** start **

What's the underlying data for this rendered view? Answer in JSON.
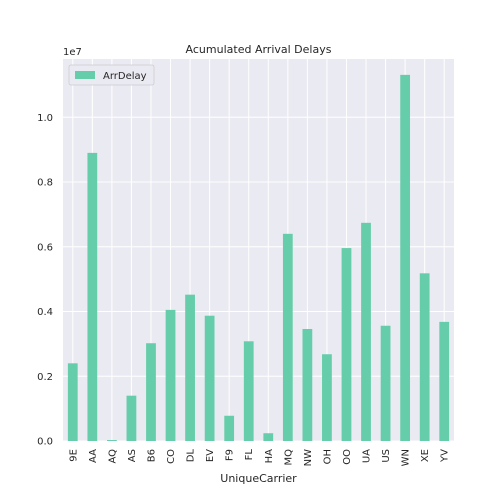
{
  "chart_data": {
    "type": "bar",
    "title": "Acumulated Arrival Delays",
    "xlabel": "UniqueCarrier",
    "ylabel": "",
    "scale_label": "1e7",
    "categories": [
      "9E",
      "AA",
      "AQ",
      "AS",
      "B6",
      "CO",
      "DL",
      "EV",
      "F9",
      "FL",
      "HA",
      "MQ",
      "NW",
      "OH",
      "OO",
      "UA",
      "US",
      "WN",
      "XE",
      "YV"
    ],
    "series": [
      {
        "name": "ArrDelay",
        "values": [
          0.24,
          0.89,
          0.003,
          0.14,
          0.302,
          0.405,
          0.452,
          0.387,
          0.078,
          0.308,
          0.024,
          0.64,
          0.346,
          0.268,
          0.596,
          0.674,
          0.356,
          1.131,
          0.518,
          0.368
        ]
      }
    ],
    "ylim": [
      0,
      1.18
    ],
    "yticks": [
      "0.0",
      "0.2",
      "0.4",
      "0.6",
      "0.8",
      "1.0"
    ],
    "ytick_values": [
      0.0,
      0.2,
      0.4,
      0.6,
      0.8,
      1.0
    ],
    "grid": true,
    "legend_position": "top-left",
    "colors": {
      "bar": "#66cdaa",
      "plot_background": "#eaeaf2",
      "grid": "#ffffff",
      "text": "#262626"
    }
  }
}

** end **

Output the entries above exactly. Drop the pictures.

What's the underlying data for this rendered view? Answer in JSON.
{
  "chart_data": {
    "type": "bar",
    "title": "Acumulated Arrival Delays",
    "xlabel": "UniqueCarrier",
    "ylabel": "",
    "scale_label": "1e7",
    "categories": [
      "9E",
      "AA",
      "AQ",
      "AS",
      "B6",
      "CO",
      "DL",
      "EV",
      "F9",
      "FL",
      "HA",
      "MQ",
      "NW",
      "OH",
      "OO",
      "UA",
      "US",
      "WN",
      "XE",
      "YV"
    ],
    "series": [
      {
        "name": "ArrDelay",
        "values": [
          0.24,
          0.89,
          0.003,
          0.14,
          0.302,
          0.405,
          0.452,
          0.387,
          0.078,
          0.308,
          0.024,
          0.64,
          0.346,
          0.268,
          0.596,
          0.674,
          0.356,
          1.131,
          0.518,
          0.368
        ]
      }
    ],
    "ylim": [
      0,
      1.18
    ],
    "yticks": [
      "0.0",
      "0.2",
      "0.4",
      "0.6",
      "0.8",
      "1.0"
    ],
    "ytick_values": [
      0.0,
      0.2,
      0.4,
      0.6,
      0.8,
      1.0
    ],
    "grid": true,
    "legend_position": "top-left",
    "colors": {
      "bar": "#66cdaa",
      "plot_background": "#eaeaf2",
      "grid": "#ffffff",
      "text": "#262626"
    }
  }
}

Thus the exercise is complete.